Dataset records

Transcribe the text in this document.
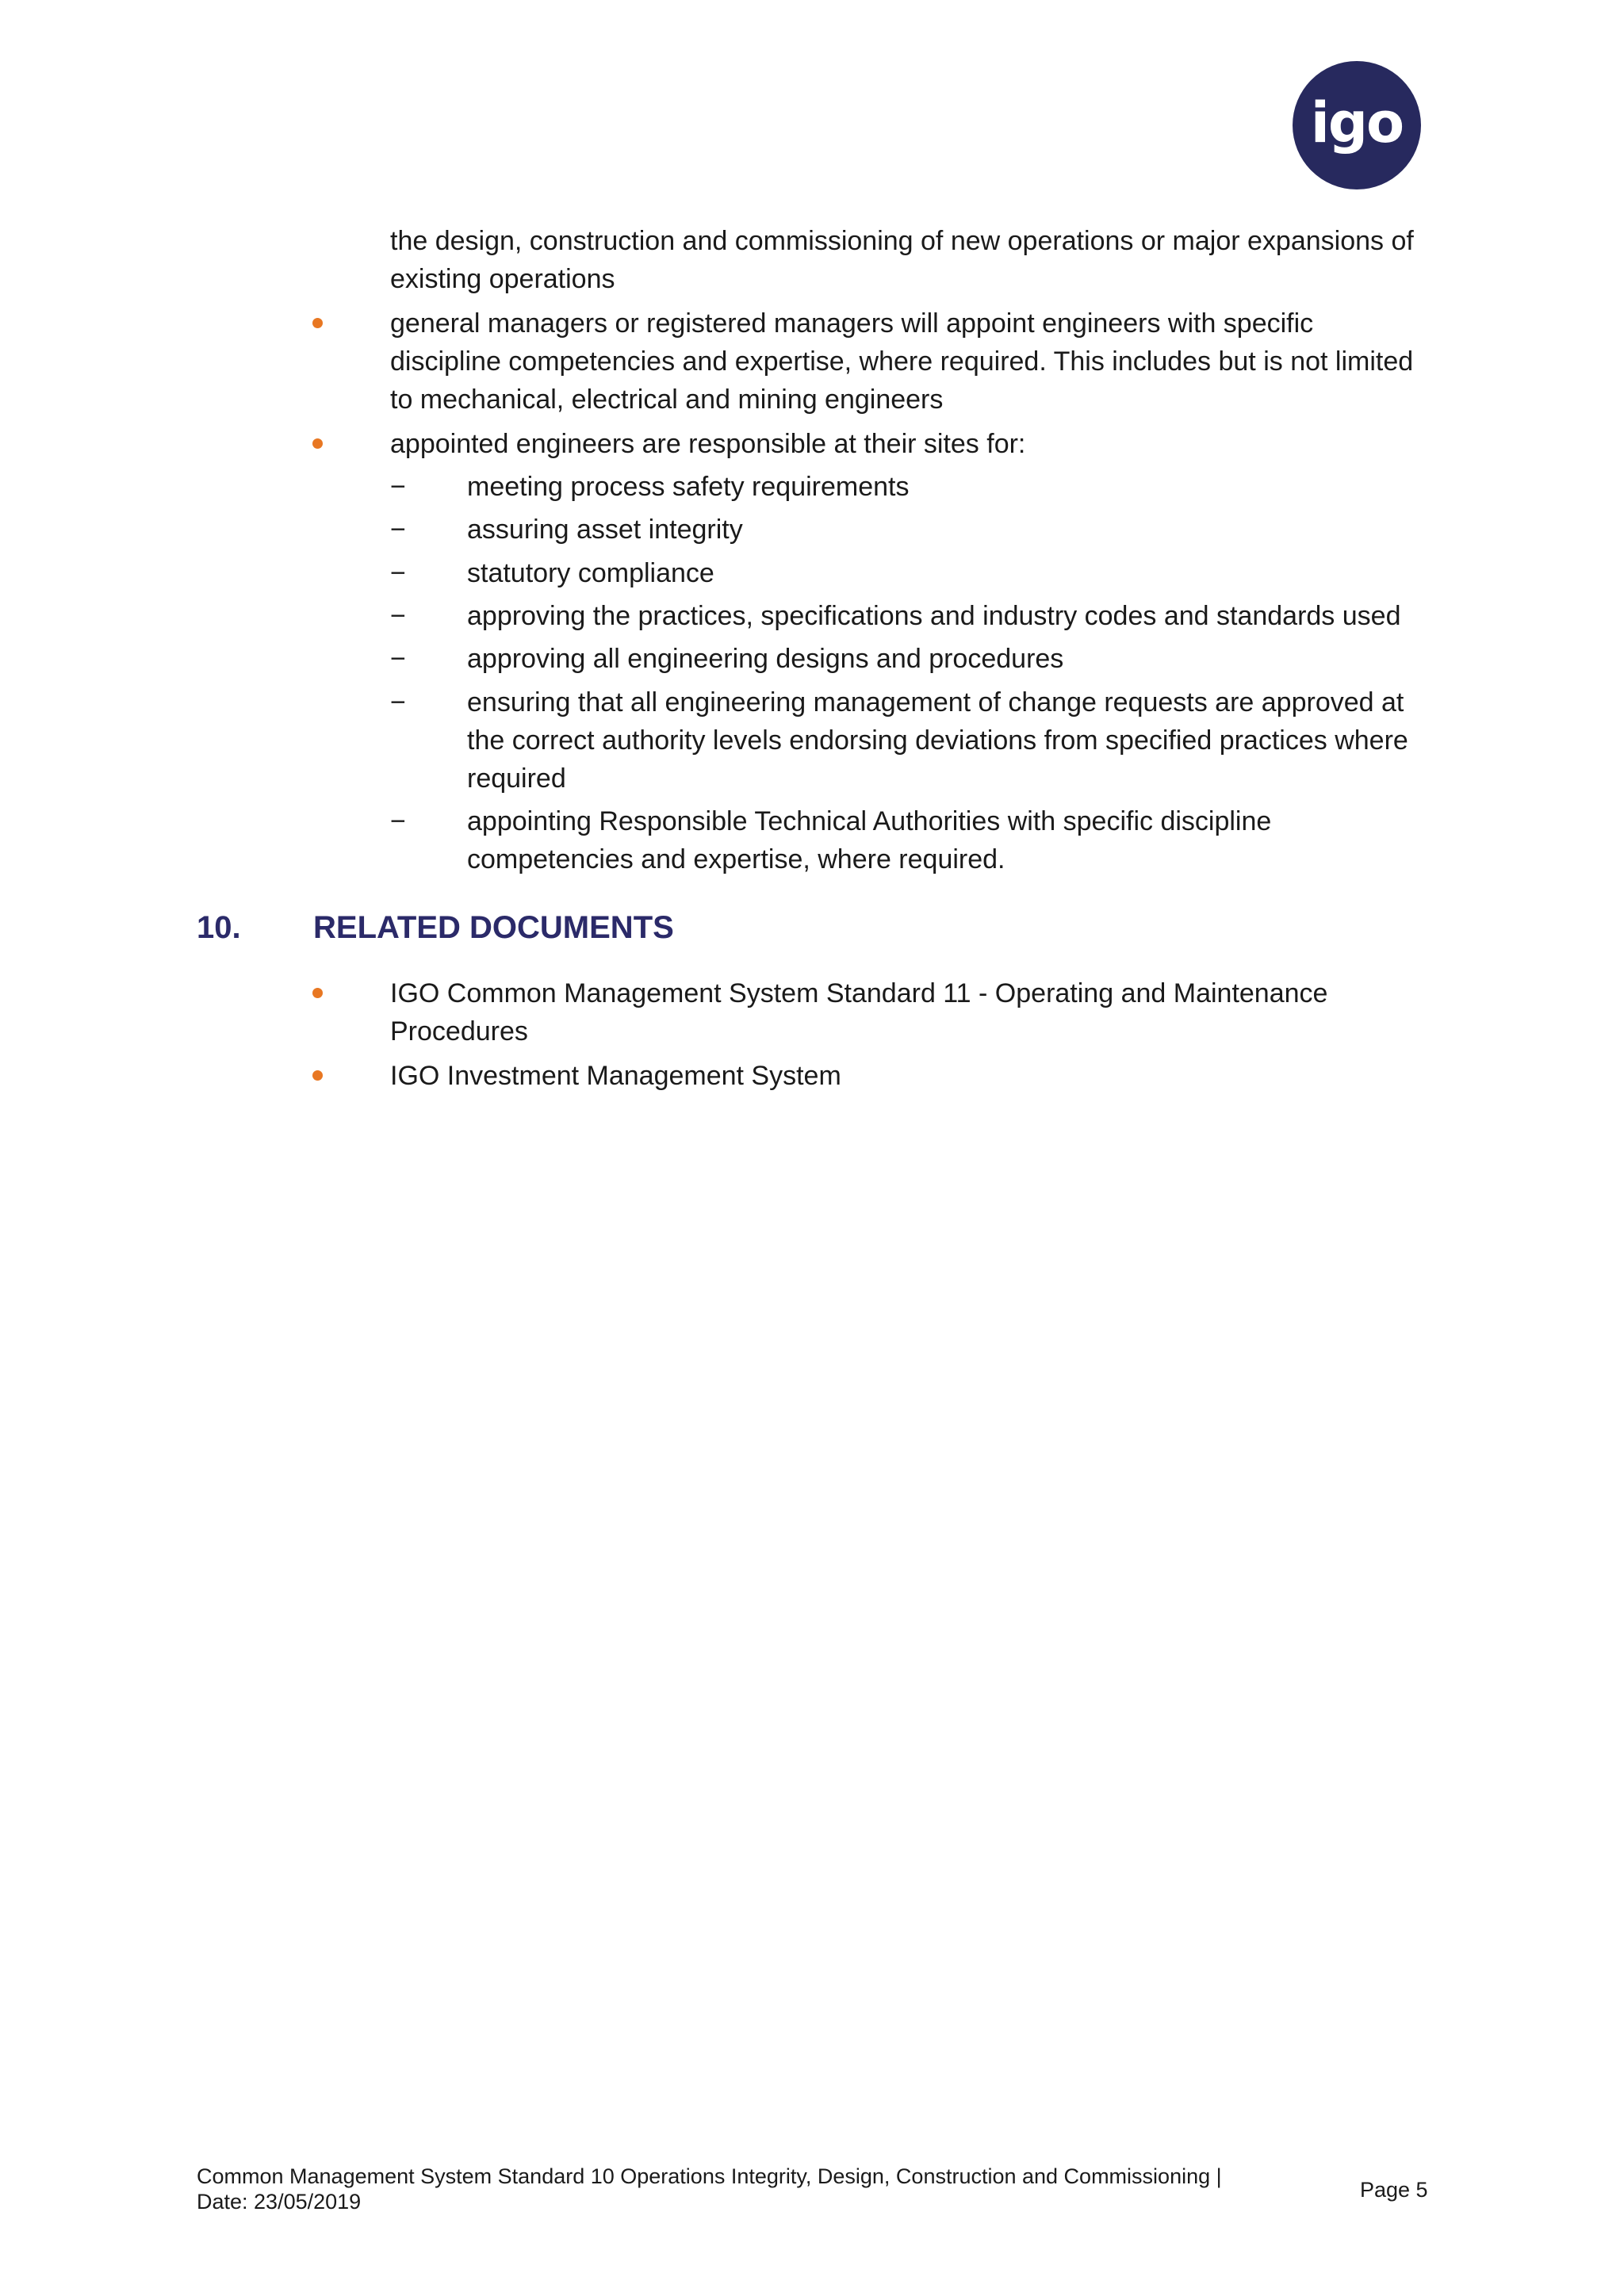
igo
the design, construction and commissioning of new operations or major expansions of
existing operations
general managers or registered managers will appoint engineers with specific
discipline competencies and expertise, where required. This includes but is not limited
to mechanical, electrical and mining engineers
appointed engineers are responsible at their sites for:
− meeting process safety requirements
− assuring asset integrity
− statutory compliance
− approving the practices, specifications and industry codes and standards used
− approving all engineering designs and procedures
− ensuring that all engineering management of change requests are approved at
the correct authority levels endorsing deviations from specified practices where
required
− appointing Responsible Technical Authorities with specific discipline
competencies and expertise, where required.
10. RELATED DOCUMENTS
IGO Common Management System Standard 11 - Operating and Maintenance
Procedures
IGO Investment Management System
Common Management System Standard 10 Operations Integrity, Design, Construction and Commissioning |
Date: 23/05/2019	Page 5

...

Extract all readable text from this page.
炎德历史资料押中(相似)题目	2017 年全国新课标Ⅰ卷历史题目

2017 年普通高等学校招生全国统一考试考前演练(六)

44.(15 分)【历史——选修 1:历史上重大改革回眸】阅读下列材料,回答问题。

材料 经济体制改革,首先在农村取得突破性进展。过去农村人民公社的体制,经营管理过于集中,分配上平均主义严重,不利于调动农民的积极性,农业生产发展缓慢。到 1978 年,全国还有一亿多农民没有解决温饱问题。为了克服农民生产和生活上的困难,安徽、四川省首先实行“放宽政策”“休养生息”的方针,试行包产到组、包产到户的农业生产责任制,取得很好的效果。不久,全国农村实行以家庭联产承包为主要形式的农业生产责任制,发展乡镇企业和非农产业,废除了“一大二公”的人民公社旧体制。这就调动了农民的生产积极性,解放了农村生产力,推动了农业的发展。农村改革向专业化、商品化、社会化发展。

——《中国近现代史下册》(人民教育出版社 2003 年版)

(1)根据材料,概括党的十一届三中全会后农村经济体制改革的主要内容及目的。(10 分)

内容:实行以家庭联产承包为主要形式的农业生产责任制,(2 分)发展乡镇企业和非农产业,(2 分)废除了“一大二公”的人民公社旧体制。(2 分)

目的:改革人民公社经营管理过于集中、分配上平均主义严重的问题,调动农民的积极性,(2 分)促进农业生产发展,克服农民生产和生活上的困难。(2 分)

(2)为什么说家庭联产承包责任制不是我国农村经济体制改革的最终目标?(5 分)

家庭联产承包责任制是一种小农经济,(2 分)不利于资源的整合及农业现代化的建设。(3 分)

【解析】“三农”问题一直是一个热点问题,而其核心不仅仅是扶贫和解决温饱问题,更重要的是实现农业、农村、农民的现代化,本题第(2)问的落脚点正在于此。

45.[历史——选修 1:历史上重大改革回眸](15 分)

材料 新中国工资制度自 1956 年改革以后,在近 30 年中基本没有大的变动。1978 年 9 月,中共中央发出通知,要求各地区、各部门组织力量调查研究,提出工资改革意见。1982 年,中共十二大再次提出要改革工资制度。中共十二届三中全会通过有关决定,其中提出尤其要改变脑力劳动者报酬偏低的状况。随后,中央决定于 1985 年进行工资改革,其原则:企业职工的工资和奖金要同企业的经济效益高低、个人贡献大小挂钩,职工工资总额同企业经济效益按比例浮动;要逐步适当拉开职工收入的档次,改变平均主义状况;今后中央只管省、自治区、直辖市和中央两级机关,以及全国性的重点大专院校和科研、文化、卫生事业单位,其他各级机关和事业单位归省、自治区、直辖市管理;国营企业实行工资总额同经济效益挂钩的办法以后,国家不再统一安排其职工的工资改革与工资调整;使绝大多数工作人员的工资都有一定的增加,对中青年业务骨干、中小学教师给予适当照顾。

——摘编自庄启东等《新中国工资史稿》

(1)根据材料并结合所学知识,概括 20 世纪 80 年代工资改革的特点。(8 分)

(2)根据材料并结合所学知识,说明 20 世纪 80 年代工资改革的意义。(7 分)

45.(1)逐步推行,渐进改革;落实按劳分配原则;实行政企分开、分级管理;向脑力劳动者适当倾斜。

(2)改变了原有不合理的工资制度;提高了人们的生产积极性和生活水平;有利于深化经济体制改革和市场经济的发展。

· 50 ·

==

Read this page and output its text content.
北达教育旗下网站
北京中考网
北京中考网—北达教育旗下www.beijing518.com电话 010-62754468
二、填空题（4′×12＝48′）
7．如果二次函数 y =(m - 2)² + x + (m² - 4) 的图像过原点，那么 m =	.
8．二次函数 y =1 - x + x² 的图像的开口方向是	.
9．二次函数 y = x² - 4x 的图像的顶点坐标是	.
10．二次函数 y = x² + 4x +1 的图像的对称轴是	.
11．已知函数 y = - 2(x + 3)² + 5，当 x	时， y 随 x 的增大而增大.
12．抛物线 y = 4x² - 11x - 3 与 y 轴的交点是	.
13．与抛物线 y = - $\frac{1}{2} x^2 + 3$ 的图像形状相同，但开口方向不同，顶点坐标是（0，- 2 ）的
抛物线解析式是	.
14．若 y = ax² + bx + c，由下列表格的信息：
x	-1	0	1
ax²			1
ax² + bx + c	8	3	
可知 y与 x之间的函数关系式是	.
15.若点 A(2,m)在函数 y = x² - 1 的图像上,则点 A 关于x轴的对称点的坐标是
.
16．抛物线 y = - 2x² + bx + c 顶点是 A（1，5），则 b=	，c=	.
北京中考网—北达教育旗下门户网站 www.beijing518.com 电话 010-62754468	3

GIVEN PROBLEM: Tell how many lines in the material above include the word "历史上重大改革回眸", giving the number only.

EXERCISE ANSWER: 2